▶ Written instruction
Restate each line word for word. Leave out every picture.

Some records

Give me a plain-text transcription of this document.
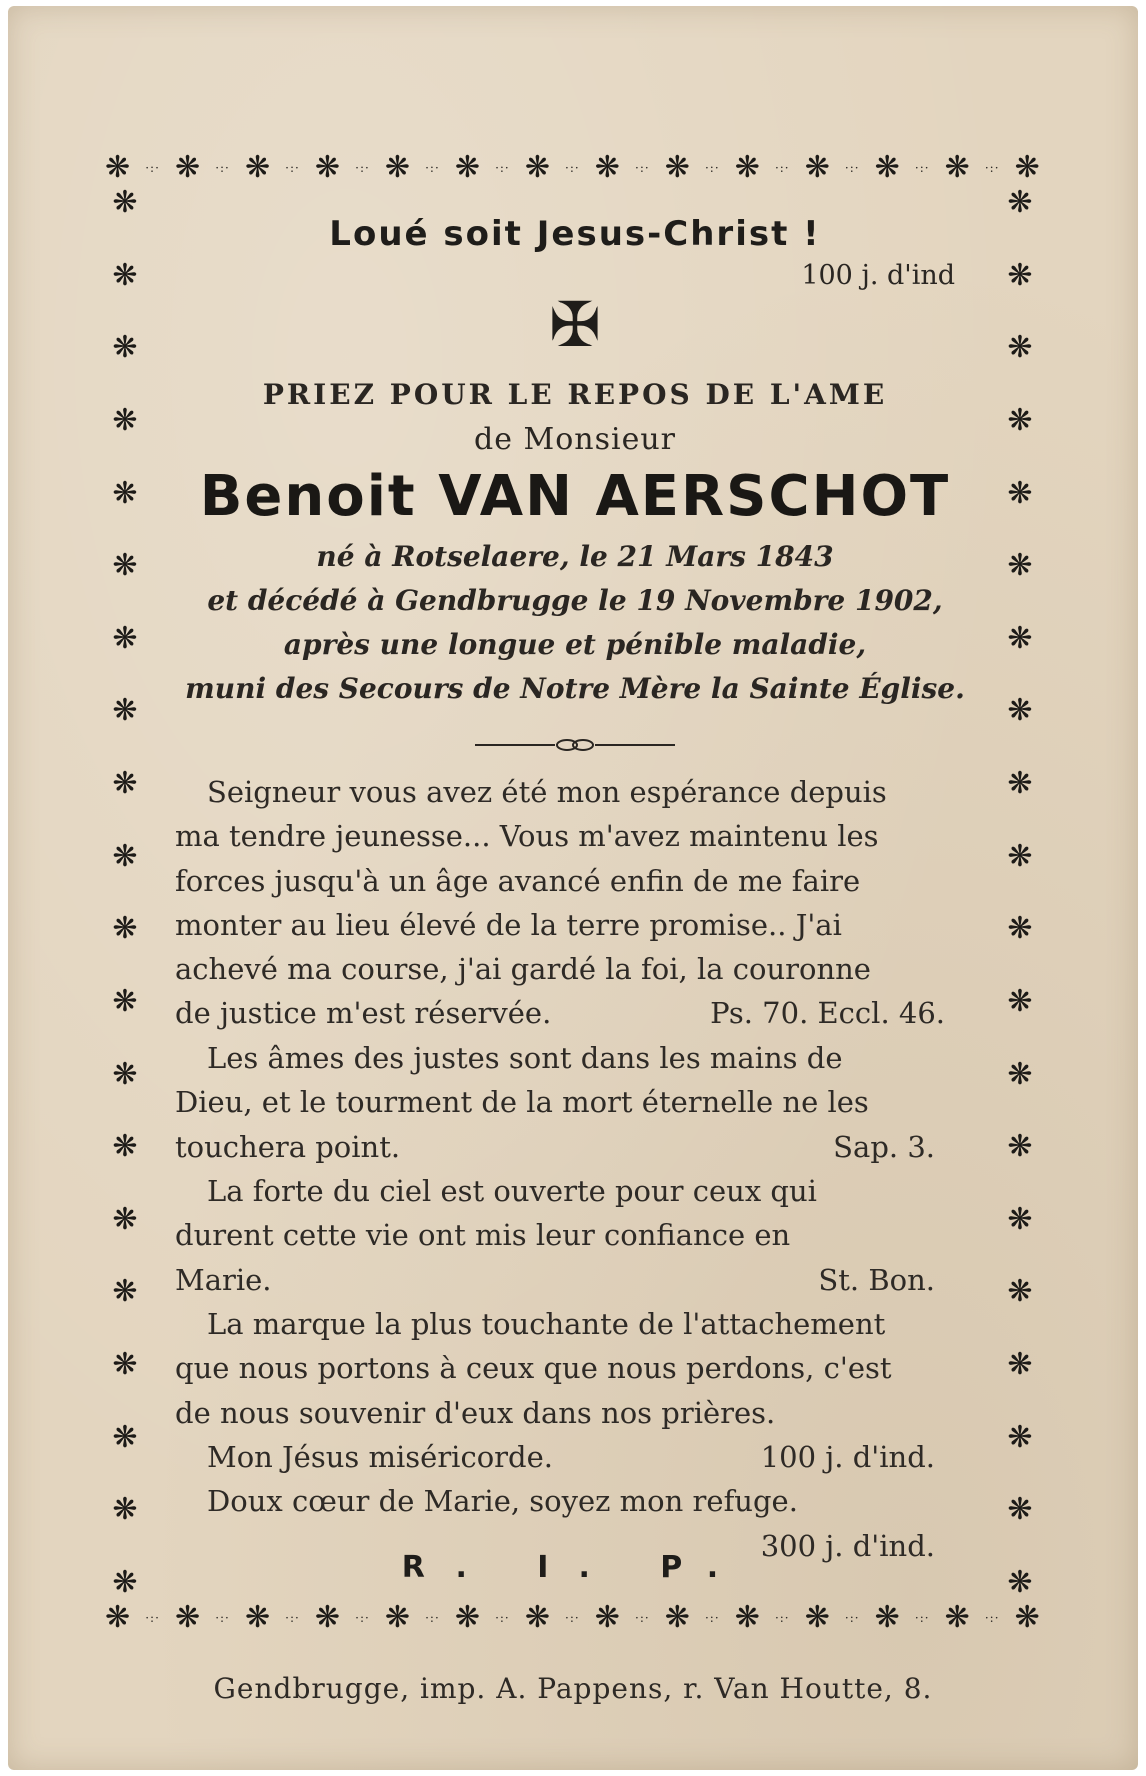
❋ ·:· ❋ ·:· ❋ ·:· ❋ ·:· ❋ ·:· ❋ ·:· ❋ ·:· ❋ ·:· ❋ ·:· ❋ ·:· ❋ ·:· ❋ ·:· ❋ ·:· ❋
❋
❋
❋
❋
❋
❋
❋
❋
❋
❋
❋
❋
❋
❋
❋
❋
❋
❋
❋
❋
❋
❋
❋
❋
❋
❋
❋
❋
❋
❋
❋
❋
❋
❋
❋
❋
❋
❋
❋
❋
❋ ·:· ❋ ·:· ❋ ·:· ❋ ·:· ❋ ·:· ❋ ·:· ❋ ·:· ❋ ·:· ❋ ·:· ❋ ·:· ❋ ·:· ❋ ·:· ❋ ·:· ❋
Loué soit Jesus-Christ !
100 j. d'ind
✠
PRIEZ POUR LE REPOS DE L'AME
de Monsieur
Benoit VAN AERSCHOT
né à Rotselaere, le 21 Mars 1843
et décédé à Gendbrugge le 19 Novembre 1902,
après une longue et pénible maladie,
muni des Secours de Notre Mère la Sainte Église.
Seigneur vous avez été mon espérance depuis
ma tendre jeunesse... Vous m'avez maintenu les
forces jusqu'à un âge avancé enfin de me faire
monter au lieu élevé de la terre promise.. J'ai
achevé ma course, j'ai gardé la foi, la couronne
de justice m'est réservée.	Ps. 70. Eccl. 46.
Les âmes des justes sont dans les mains de
Dieu, et le tourment de la mort éternelle ne les
touchera point.	Sap. 3.
La forte du ciel est ouverte pour ceux qui
durent cette vie ont mis leur confiance en
Marie.	St. Bon.
La marque la plus touchante de l'attachement
que nous portons à ceux que nous perdons, c'est
de nous souvenir d'eux dans nos prières.
Mon Jésus miséricorde.	100 j. d'ind.
Doux cœur de Marie, soyez mon refuge.
300 j. d'ind.
R. I. P.
Gendbrugge, imp. A. Pappens, r. Van Houtte, 8.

▶ Result of the exercise
Give me a plain-text transcription of this document.
❋ ·:· ❋ ·:· ❋ ·:· ❋ ·:· ❋ ·:· ❋ ·:· ❋ ·:· ❋ ·:· ❋ ·:· ❋ ·:· ❋ ·:· ❋ ·:· ❋ ·:· ❋
❋
❋
❋
❋
❋
❋
❋
❋
❋
❋
❋
❋
❋
❋
❋
❋
❋
❋
❋
❋
❋
❋
❋
❋
❋
❋
❋
❋
❋
❋
❋
❋
❋
❋
❋
❋
❋
❋
❋
❋
❋ ·:· ❋ ·:· ❋ ·:· ❋ ·:· ❋ ·:· ❋ ·:· ❋ ·:· ❋ ·:· ❋ ·:· ❋ ·:· ❋ ·:· ❋ ·:· ❋ ·:· ❋
Loué soit Jesus-Christ !
100 j. d'ind
✠
PRIEZ POUR LE REPOS DE L'AME
de Monsieur
Benoit VAN AERSCHOT
né à Rotselaere, le 21 Mars 1843
et décédé à Gendbrugge le 19 Novembre 1902,
après une longue et pénible maladie,
muni des Secours de Notre Mère la Sainte Église.
Seigneur vous avez été mon espérance depuis
ma tendre jeunesse... Vous m'avez maintenu les
forces jusqu'à un âge avancé enfin de me faire
monter au lieu élevé de la terre promise.. J'ai
achevé ma course, j'ai gardé la foi, la couronne
de justice m'est réservée.	Ps. 70. Eccl. 46.
Les âmes des justes sont dans les mains de
Dieu, et le tourment de la mort éternelle ne les
touchera point.	Sap. 3.
La forte du ciel est ouverte pour ceux qui
durent cette vie ont mis leur confiance en
Marie.	St. Bon.
La marque la plus touchante de l'attachement
que nous portons à ceux que nous perdons, c'est
de nous souvenir d'eux dans nos prières.
Mon Jésus miséricorde.	100 j. d'ind.
Doux cœur de Marie, soyez mon refuge.
300 j. d'ind.
R. I. P.
Gendbrugge, imp. A. Pappens, r. Van Houtte, 8.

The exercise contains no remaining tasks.